%%
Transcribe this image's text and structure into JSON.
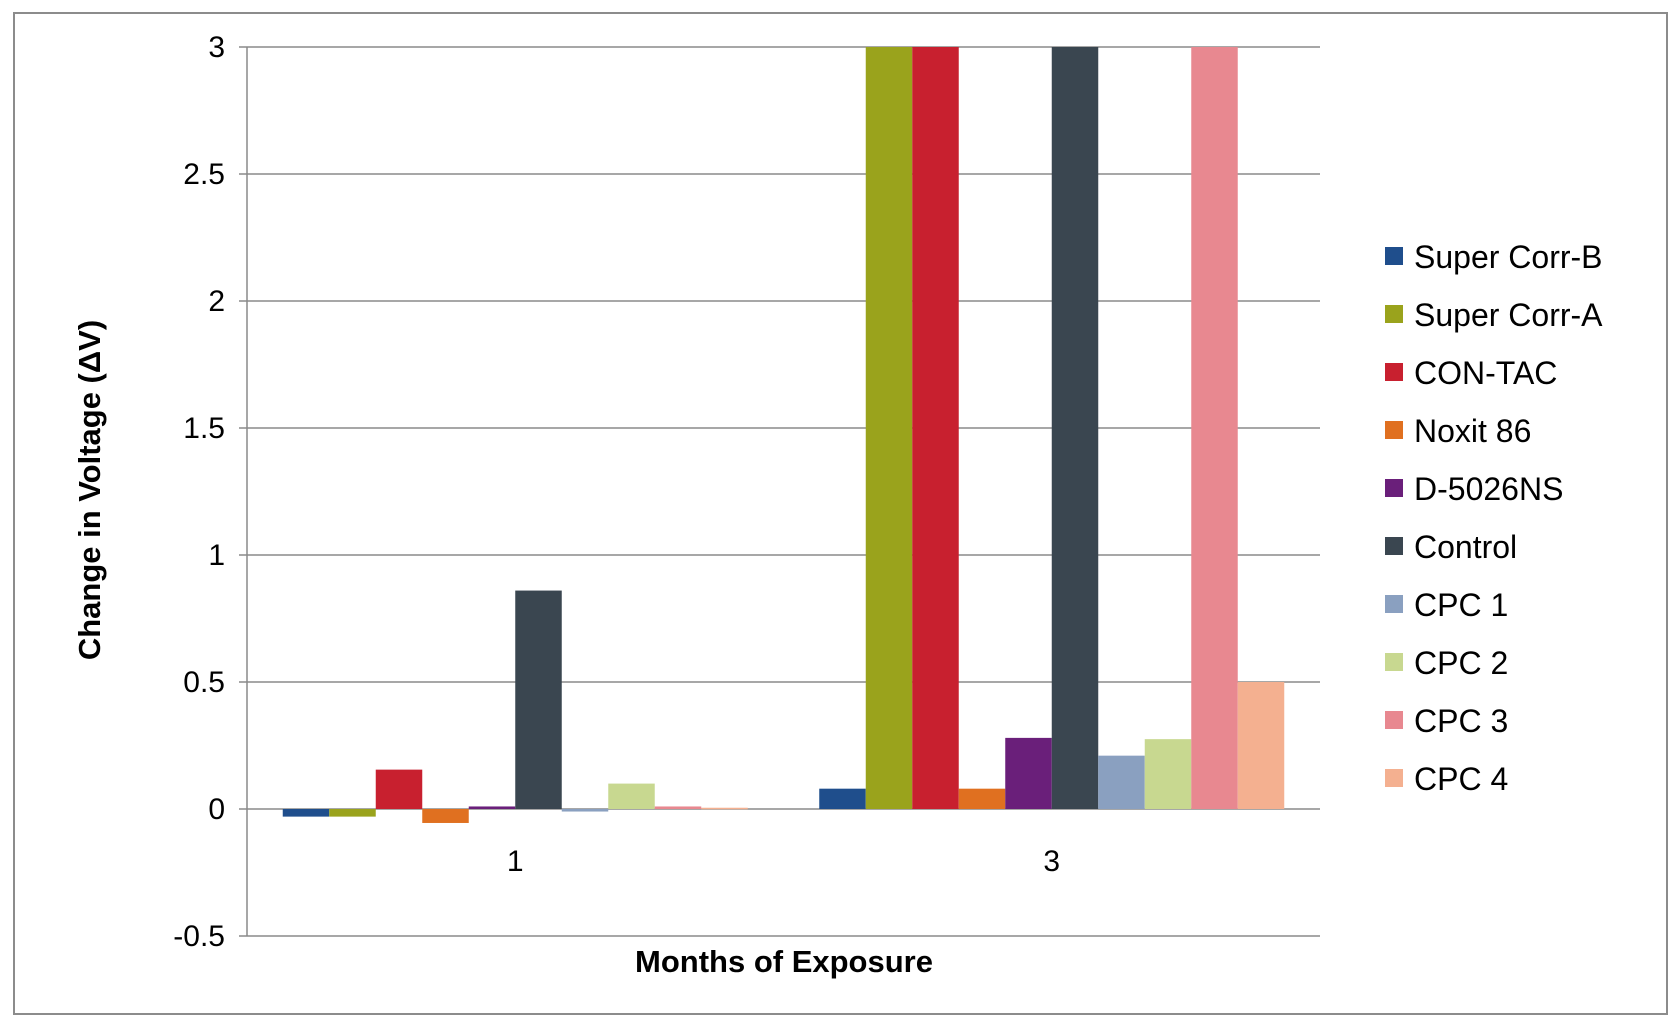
{
  "chart_data": {
    "type": "bar",
    "title": "",
    "xlabel": "Months of Exposure",
    "ylabel": "Change in Voltage (ΔV)",
    "categories": [
      "1",
      "3"
    ],
    "ylim": [
      -0.5,
      3
    ],
    "yticks": [
      3,
      2.5,
      2,
      1.5,
      1,
      0.5,
      0,
      -0.5
    ],
    "ytick_labels": [
      "3",
      "2.5",
      "2",
      "1.5",
      "1",
      "0.5",
      "0",
      "-0.5"
    ],
    "grid": true,
    "legend_position": "right",
    "series": [
      {
        "name": "Super Corr-B",
        "color": "#1f4e8c",
        "values": [
          -0.03,
          0.08
        ]
      },
      {
        "name": "Super Corr-A",
        "color": "#9aa31c",
        "values": [
          -0.03,
          3.0
        ]
      },
      {
        "name": "CON-TAC",
        "color": "#c8202f",
        "values": [
          0.155,
          3.0
        ]
      },
      {
        "name": "Noxit 86",
        "color": "#e07020",
        "values": [
          -0.055,
          0.08
        ]
      },
      {
        "name": "D-5026NS",
        "color": "#6a1f7a",
        "values": [
          0.01,
          0.28
        ]
      },
      {
        "name": "Control",
        "color": "#3a4650",
        "values": [
          0.86,
          3.0
        ]
      },
      {
        "name": "CPC 1",
        "color": "#8aa0c0",
        "values": [
          -0.01,
          0.21
        ]
      },
      {
        "name": "CPC 2",
        "color": "#c8d890",
        "values": [
          0.1,
          0.275
        ]
      },
      {
        "name": "CPC 3",
        "color": "#e88890",
        "values": [
          0.01,
          3.0
        ]
      },
      {
        "name": "CPC 4",
        "color": "#f4b090",
        "values": [
          0.005,
          0.5
        ]
      }
    ]
  }
}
%%
## JOB
Take the listing above and print it exactly, apart from the pictures.

## TASK SOLUTION
Transcribe this image's text and structure into JSON.
{
  "chart_data": {
    "type": "bar",
    "title": "",
    "xlabel": "Months of Exposure",
    "ylabel": "Change in Voltage (ΔV)",
    "categories": [
      "1",
      "3"
    ],
    "ylim": [
      -0.5,
      3
    ],
    "yticks": [
      3,
      2.5,
      2,
      1.5,
      1,
      0.5,
      0,
      -0.5
    ],
    "ytick_labels": [
      "3",
      "2.5",
      "2",
      "1.5",
      "1",
      "0.5",
      "0",
      "-0.5"
    ],
    "grid": true,
    "legend_position": "right",
    "series": [
      {
        "name": "Super Corr-B",
        "color": "#1f4e8c",
        "values": [
          -0.03,
          0.08
        ]
      },
      {
        "name": "Super Corr-A",
        "color": "#9aa31c",
        "values": [
          -0.03,
          3.0
        ]
      },
      {
        "name": "CON-TAC",
        "color": "#c8202f",
        "values": [
          0.155,
          3.0
        ]
      },
      {
        "name": "Noxit 86",
        "color": "#e07020",
        "values": [
          -0.055,
          0.08
        ]
      },
      {
        "name": "D-5026NS",
        "color": "#6a1f7a",
        "values": [
          0.01,
          0.28
        ]
      },
      {
        "name": "Control",
        "color": "#3a4650",
        "values": [
          0.86,
          3.0
        ]
      },
      {
        "name": "CPC 1",
        "color": "#8aa0c0",
        "values": [
          -0.01,
          0.21
        ]
      },
      {
        "name": "CPC 2",
        "color": "#c8d890",
        "values": [
          0.1,
          0.275
        ]
      },
      {
        "name": "CPC 3",
        "color": "#e88890",
        "values": [
          0.01,
          3.0
        ]
      },
      {
        "name": "CPC 4",
        "color": "#f4b090",
        "values": [
          0.005,
          0.5
        ]
      }
    ]
  }
}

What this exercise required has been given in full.